§ **AVAILABLE RECORDS**:
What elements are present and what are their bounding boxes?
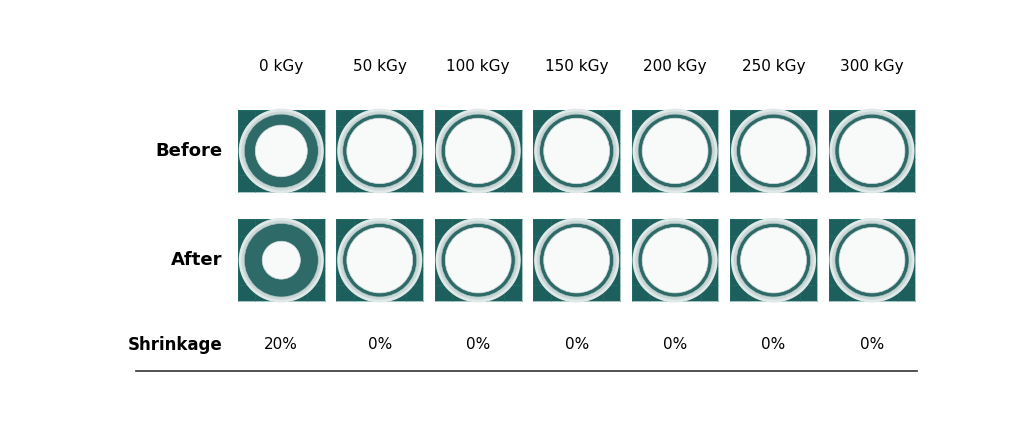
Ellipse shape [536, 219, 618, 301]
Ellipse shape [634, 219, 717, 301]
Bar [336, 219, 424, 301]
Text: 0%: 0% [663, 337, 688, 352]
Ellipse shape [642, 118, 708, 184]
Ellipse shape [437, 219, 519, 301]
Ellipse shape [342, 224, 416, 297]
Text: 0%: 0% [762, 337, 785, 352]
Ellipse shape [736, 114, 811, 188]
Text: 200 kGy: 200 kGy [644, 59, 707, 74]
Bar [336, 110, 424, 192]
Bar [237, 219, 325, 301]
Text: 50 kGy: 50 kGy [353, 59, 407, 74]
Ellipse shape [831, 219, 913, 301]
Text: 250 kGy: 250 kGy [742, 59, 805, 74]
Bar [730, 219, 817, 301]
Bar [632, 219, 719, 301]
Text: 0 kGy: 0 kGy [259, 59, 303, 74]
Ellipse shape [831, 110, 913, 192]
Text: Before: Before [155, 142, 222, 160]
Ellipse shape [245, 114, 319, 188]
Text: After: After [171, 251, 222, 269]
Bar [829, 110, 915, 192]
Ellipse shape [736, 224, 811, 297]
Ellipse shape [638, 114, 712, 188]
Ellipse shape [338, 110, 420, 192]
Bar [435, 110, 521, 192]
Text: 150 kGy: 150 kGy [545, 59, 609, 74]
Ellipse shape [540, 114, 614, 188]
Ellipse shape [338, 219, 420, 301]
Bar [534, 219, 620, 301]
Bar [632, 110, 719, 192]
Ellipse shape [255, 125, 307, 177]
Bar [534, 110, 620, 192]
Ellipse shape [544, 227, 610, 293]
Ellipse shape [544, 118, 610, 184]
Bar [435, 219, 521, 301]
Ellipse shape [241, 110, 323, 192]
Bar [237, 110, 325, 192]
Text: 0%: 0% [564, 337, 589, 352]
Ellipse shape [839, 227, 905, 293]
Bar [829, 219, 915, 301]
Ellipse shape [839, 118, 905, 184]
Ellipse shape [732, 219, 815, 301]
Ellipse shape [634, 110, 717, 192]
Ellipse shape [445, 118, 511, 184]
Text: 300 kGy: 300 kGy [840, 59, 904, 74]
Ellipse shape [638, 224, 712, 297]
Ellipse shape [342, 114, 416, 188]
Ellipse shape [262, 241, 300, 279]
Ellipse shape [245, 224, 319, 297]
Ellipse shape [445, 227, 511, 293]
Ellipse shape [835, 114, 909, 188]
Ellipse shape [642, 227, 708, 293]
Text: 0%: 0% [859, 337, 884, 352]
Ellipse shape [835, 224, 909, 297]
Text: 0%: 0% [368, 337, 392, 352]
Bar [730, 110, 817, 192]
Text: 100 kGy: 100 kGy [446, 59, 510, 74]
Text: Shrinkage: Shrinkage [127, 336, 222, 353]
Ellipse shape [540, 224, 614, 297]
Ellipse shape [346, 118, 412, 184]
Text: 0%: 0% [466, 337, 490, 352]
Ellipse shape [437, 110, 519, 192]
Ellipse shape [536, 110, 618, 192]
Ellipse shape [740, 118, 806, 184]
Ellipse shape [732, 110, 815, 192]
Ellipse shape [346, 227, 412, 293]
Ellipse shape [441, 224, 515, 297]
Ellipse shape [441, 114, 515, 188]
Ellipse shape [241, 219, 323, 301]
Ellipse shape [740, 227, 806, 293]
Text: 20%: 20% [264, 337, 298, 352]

§ **GIVEN INSTRUCTION**: Copy all of the lines above word for word, leaving out the pictures.

§ **ANSWER TO THIS TASK**:
What elements are present and what are their bounding boxes?
Ellipse shape [536, 219, 618, 301]
Ellipse shape [634, 219, 717, 301]
Bar [336, 219, 424, 301]
Text: 0%: 0% [663, 337, 688, 352]
Ellipse shape [642, 118, 708, 184]
Ellipse shape [437, 219, 519, 301]
Ellipse shape [342, 224, 416, 297]
Text: 0%: 0% [762, 337, 785, 352]
Ellipse shape [736, 114, 811, 188]
Text: 200 kGy: 200 kGy [644, 59, 707, 74]
Bar [336, 110, 424, 192]
Bar [237, 219, 325, 301]
Text: 50 kGy: 50 kGy [353, 59, 407, 74]
Ellipse shape [831, 219, 913, 301]
Text: 250 kGy: 250 kGy [742, 59, 805, 74]
Bar [730, 219, 817, 301]
Bar [632, 219, 719, 301]
Text: 0 kGy: 0 kGy [259, 59, 303, 74]
Ellipse shape [831, 110, 913, 192]
Text: Before: Before [155, 142, 222, 160]
Ellipse shape [245, 114, 319, 188]
Text: After: After [171, 251, 222, 269]
Bar [829, 110, 915, 192]
Ellipse shape [736, 224, 811, 297]
Ellipse shape [638, 114, 712, 188]
Ellipse shape [338, 110, 420, 192]
Bar [435, 110, 521, 192]
Text: 150 kGy: 150 kGy [545, 59, 609, 74]
Ellipse shape [540, 114, 614, 188]
Ellipse shape [338, 219, 420, 301]
Bar [534, 219, 620, 301]
Bar [632, 110, 719, 192]
Ellipse shape [255, 125, 307, 177]
Bar [534, 110, 620, 192]
Ellipse shape [544, 227, 610, 293]
Ellipse shape [544, 118, 610, 184]
Bar [435, 219, 521, 301]
Ellipse shape [241, 110, 323, 192]
Bar [237, 110, 325, 192]
Text: 0%: 0% [564, 337, 589, 352]
Ellipse shape [839, 227, 905, 293]
Bar [829, 219, 915, 301]
Ellipse shape [839, 118, 905, 184]
Ellipse shape [732, 219, 815, 301]
Ellipse shape [634, 110, 717, 192]
Ellipse shape [445, 118, 511, 184]
Text: 300 kGy: 300 kGy [840, 59, 904, 74]
Ellipse shape [638, 224, 712, 297]
Ellipse shape [342, 114, 416, 188]
Ellipse shape [262, 241, 300, 279]
Ellipse shape [245, 224, 319, 297]
Ellipse shape [445, 227, 511, 293]
Ellipse shape [835, 114, 909, 188]
Ellipse shape [642, 227, 708, 293]
Text: 0%: 0% [859, 337, 884, 352]
Ellipse shape [835, 224, 909, 297]
Text: 0%: 0% [368, 337, 392, 352]
Bar [730, 110, 817, 192]
Text: 100 kGy: 100 kGy [446, 59, 510, 74]
Text: Shrinkage: Shrinkage [127, 336, 222, 353]
Ellipse shape [540, 224, 614, 297]
Ellipse shape [346, 118, 412, 184]
Text: 0%: 0% [466, 337, 490, 352]
Ellipse shape [437, 110, 519, 192]
Ellipse shape [536, 110, 618, 192]
Ellipse shape [740, 118, 806, 184]
Ellipse shape [732, 110, 815, 192]
Ellipse shape [346, 227, 412, 293]
Ellipse shape [441, 224, 515, 297]
Ellipse shape [441, 114, 515, 188]
Ellipse shape [241, 219, 323, 301]
Ellipse shape [740, 227, 806, 293]
Text: 20%: 20% [264, 337, 298, 352]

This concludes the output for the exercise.